Exercise |
Copy out every line of the records below word for word, without changing a single character.
START Records for this exercise
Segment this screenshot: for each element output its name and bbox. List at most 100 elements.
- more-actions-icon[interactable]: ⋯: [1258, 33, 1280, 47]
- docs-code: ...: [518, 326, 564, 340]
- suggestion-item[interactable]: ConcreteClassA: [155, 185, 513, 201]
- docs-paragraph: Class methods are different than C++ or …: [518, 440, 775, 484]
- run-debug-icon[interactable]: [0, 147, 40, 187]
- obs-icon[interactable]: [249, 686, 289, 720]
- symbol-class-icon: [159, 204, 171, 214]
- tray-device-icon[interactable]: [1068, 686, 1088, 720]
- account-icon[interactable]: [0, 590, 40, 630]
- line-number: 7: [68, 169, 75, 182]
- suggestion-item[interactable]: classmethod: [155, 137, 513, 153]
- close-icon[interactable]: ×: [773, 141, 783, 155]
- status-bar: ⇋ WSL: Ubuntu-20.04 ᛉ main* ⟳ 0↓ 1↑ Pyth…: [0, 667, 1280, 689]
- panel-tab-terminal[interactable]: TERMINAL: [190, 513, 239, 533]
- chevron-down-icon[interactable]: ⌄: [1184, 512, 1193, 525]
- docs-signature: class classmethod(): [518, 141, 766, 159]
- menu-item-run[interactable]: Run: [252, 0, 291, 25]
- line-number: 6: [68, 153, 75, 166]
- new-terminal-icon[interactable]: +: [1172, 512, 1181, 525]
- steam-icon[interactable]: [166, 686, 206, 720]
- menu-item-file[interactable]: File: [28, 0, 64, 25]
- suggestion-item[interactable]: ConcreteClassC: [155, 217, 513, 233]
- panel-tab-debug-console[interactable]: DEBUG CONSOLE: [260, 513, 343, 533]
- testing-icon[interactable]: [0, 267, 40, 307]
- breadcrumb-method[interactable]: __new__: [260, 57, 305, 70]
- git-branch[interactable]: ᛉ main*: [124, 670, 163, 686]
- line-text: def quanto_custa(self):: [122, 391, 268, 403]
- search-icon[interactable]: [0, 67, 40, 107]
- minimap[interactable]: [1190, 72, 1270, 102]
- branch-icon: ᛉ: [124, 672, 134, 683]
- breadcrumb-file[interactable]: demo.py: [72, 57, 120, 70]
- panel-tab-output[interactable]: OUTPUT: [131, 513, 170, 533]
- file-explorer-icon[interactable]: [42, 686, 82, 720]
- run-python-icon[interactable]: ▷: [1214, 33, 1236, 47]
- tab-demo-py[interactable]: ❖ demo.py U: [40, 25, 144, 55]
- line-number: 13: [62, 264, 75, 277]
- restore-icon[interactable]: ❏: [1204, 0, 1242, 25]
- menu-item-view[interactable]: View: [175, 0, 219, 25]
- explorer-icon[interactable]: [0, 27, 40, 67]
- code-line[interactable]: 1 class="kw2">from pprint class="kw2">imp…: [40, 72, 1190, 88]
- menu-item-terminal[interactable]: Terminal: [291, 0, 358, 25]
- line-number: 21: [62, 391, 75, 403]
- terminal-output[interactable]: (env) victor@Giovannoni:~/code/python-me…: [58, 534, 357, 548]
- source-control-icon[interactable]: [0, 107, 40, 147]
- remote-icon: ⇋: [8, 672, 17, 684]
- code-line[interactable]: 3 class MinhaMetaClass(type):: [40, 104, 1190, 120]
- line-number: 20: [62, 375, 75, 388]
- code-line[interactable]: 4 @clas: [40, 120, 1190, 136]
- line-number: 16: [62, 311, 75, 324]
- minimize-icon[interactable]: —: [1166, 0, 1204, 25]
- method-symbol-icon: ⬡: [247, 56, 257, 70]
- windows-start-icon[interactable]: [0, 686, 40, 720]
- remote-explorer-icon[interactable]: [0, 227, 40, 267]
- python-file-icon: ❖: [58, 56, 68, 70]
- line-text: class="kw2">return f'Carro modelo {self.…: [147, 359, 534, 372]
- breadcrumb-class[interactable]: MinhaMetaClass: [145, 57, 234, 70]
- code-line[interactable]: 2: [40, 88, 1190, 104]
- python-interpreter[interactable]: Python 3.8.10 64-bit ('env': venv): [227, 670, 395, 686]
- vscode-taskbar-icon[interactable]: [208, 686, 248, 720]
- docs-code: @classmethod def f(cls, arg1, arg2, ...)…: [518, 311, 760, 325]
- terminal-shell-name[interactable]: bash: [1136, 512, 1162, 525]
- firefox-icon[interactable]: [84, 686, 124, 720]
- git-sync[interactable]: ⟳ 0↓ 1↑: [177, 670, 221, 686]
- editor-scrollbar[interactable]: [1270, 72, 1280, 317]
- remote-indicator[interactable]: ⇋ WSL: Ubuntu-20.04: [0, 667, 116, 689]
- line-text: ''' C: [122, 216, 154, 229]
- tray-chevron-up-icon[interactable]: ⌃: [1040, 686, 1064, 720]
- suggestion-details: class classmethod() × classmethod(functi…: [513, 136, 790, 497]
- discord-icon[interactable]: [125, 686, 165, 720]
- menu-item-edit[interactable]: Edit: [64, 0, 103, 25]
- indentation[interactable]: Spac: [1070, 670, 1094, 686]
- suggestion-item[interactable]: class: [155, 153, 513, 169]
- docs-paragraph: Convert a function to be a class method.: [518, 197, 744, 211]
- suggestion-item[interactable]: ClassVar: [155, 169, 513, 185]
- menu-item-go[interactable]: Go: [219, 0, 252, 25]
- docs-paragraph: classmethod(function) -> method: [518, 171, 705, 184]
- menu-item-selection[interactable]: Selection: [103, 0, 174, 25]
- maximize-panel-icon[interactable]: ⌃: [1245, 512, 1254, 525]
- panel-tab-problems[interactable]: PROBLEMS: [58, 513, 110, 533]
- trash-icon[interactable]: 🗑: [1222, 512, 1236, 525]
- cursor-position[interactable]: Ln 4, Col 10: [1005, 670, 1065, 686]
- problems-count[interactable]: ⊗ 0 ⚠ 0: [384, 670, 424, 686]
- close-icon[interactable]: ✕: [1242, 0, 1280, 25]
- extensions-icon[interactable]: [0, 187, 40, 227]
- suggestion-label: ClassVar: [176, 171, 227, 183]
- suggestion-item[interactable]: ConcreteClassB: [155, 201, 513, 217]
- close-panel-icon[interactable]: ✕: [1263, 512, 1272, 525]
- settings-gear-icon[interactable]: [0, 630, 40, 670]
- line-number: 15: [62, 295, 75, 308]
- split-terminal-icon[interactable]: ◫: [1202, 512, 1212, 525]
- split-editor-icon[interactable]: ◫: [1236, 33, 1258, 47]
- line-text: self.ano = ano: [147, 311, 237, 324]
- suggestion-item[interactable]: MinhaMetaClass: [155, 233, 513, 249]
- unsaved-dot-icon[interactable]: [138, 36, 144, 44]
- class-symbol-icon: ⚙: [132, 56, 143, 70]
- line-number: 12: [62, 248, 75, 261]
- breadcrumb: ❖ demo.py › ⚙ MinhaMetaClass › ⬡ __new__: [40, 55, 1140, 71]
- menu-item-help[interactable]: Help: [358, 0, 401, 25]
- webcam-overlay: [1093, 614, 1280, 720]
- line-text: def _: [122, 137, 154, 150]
END Records for this exercise
Exercise answer |
Segment this screenshot: for each element output its name and bbox. List at most 100 elements.
- more-actions-icon[interactable]: ⋯: [1258, 33, 1280, 47]
- docs-code: ...: [518, 326, 564, 340]
- suggestion-item[interactable]: ConcreteClassA: [155, 185, 513, 201]
- docs-paragraph: Class methods are different than C++ or …: [518, 440, 775, 484]
- run-debug-icon[interactable]: [0, 147, 40, 187]
- obs-icon[interactable]: [249, 686, 289, 720]
- symbol-class-icon: [159, 204, 171, 214]
- tray-device-icon[interactable]: [1068, 686, 1088, 720]
- account-icon[interactable]: [0, 590, 40, 630]
- line-number: 7: [68, 169, 75, 182]
- suggestion-item[interactable]: classmethod: [155, 137, 513, 153]
- close-icon[interactable]: ×: [773, 141, 783, 155]
- status-bar: ⇋ WSL: Ubuntu-20.04 ᛉ main* ⟳ 0↓ 1↑ Pyth…: [0, 667, 1280, 689]
- panel-tab-terminal[interactable]: TERMINAL: [190, 513, 239, 533]
- chevron-down-icon[interactable]: ⌄: [1184, 512, 1193, 525]
- docs-signature: class classmethod(): [518, 141, 766, 159]
- menu-item-run[interactable]: Run: [252, 0, 291, 25]
- line-number: 6: [68, 153, 75, 166]
- new-terminal-icon[interactable]: +: [1172, 512, 1181, 525]
- steam-icon[interactable]: [166, 686, 206, 720]
- menu-item-file[interactable]: File: [28, 0, 64, 25]
- suggestion-item[interactable]: ConcreteClassC: [155, 217, 513, 233]
- panel-tab-debug-console[interactable]: DEBUG CONSOLE: [260, 513, 343, 533]
- testing-icon[interactable]: [0, 267, 40, 307]
- breadcrumb-method[interactable]: __new__: [260, 57, 305, 70]
- git-branch[interactable]: ᛉ main*: [124, 670, 163, 686]
- line-text: def quanto_custa(self):: [122, 391, 268, 403]
- search-icon[interactable]: [0, 67, 40, 107]
- minimap[interactable]: [1190, 72, 1270, 102]
- branch-icon: ᛉ: [124, 672, 134, 683]
- breadcrumb-file[interactable]: demo.py: [72, 57, 120, 70]
- panel-tab-output[interactable]: OUTPUT: [131, 513, 170, 533]
- file-explorer-icon[interactable]: [42, 686, 82, 720]
- run-python-icon[interactable]: ▷: [1214, 33, 1236, 47]
- tab-demo-py[interactable]: ❖ demo.py U: [40, 25, 144, 55]
- line-number: 13: [62, 264, 75, 277]
- restore-icon[interactable]: ❏: [1204, 0, 1242, 25]
- menu-item-view[interactable]: View: [175, 0, 219, 25]
- explorer-icon[interactable]: [0, 27, 40, 67]
- code-line[interactable]: 1 class="kw2">from pprint class="kw2">imp…: [40, 72, 1190, 88]
- menu-item-terminal[interactable]: Terminal: [291, 0, 358, 25]
- line-number: 21: [62, 391, 75, 403]
- terminal-output[interactable]: (env) victor@Giovannoni:~/code/python-me…: [58, 534, 357, 548]
- source-control-icon[interactable]: [0, 107, 40, 147]
- remote-icon: ⇋: [8, 672, 17, 684]
- code-line[interactable]: 3 class MinhaMetaClass(type):: [40, 104, 1190, 120]
- line-number: 20: [62, 375, 75, 388]
- code-line[interactable]: 4 @clas: [40, 120, 1190, 136]
- line-number: 16: [62, 311, 75, 324]
- minimize-icon[interactable]: —: [1166, 0, 1204, 25]
- method-symbol-icon: ⬡: [247, 56, 257, 70]
- windows-start-icon[interactable]: [0, 686, 40, 720]
- remote-explorer-icon[interactable]: [0, 227, 40, 267]
- python-file-icon: ❖: [58, 56, 68, 70]
- line-text: class="kw2">return f'Carro modelo {self.…: [147, 359, 534, 372]
- breadcrumb-class[interactable]: MinhaMetaClass: [145, 57, 234, 70]
- code-line[interactable]: 2: [40, 88, 1190, 104]
- python-interpreter[interactable]: Python 3.8.10 64-bit ('env': venv): [227, 670, 395, 686]
- vscode-taskbar-icon[interactable]: [208, 686, 248, 720]
- docs-code: @classmethod def f(cls, arg1, arg2, ...)…: [518, 311, 760, 325]
- terminal-shell-name[interactable]: bash: [1136, 512, 1162, 525]
- firefox-icon[interactable]: [84, 686, 124, 720]
- git-sync[interactable]: ⟳ 0↓ 1↑: [177, 670, 221, 686]
- editor-scrollbar[interactable]: [1270, 72, 1280, 317]
- remote-indicator[interactable]: ⇋ WSL: Ubuntu-20.04: [0, 667, 116, 689]
- line-text: ''' C: [122, 216, 154, 229]
- tray-chevron-up-icon[interactable]: ⌃: [1040, 686, 1064, 720]
- suggestion-details: class classmethod() × classmethod(functi…: [513, 136, 790, 497]
- discord-icon[interactable]: [125, 686, 165, 720]
- menu-item-edit[interactable]: Edit: [64, 0, 103, 25]
- indentation[interactable]: Spac: [1070, 670, 1094, 686]
- suggestion-item[interactable]: class: [155, 153, 513, 169]
- docs-paragraph: Convert a function to be a class method.: [518, 197, 744, 211]
- suggestion-item[interactable]: ClassVar: [155, 169, 513, 185]
- menu-item-go[interactable]: Go: [219, 0, 252, 25]
- docs-paragraph: classmethod(function) -> method: [518, 171, 705, 184]
- menu-item-selection[interactable]: Selection: [103, 0, 174, 25]
- maximize-panel-icon[interactable]: ⌃: [1245, 512, 1254, 525]
- panel-tab-problems[interactable]: PROBLEMS: [58, 513, 110, 533]
- trash-icon[interactable]: 🗑: [1222, 512, 1236, 525]
- cursor-position[interactable]: Ln 4, Col 10: [1005, 670, 1065, 686]
- problems-count[interactable]: ⊗ 0 ⚠ 0: [384, 670, 424, 686]
- close-icon[interactable]: ✕: [1242, 0, 1280, 25]
- extensions-icon[interactable]: [0, 187, 40, 227]
- suggestion-label: ClassVar: [176, 171, 227, 183]
- suggestion-item[interactable]: ConcreteClassB: [155, 201, 513, 217]
- close-panel-icon[interactable]: ✕: [1263, 512, 1272, 525]
- settings-gear-icon[interactable]: [0, 630, 40, 670]
- line-number: 15: [62, 295, 75, 308]
- split-terminal-icon[interactable]: ◫: [1202, 512, 1212, 525]
- split-editor-icon[interactable]: ◫: [1236, 33, 1258, 47]
- line-text: self.ano = ano: [147, 311, 237, 324]
- suggestion-item[interactable]: MinhaMetaClass: [155, 233, 513, 249]
- unsaved-dot-icon[interactable]: [138, 36, 144, 44]
- class-symbol-icon: ⚙: [132, 56, 143, 70]
- line-number: 12: [62, 248, 75, 261]
- breadcrumb: ❖ demo.py › ⚙ MinhaMetaClass › ⬡ __new__: [40, 55, 1140, 71]
- menu-item-help[interactable]: Help: [358, 0, 401, 25]
- webcam-overlay: [1093, 614, 1280, 720]
- line-text: def _: [122, 137, 154, 150]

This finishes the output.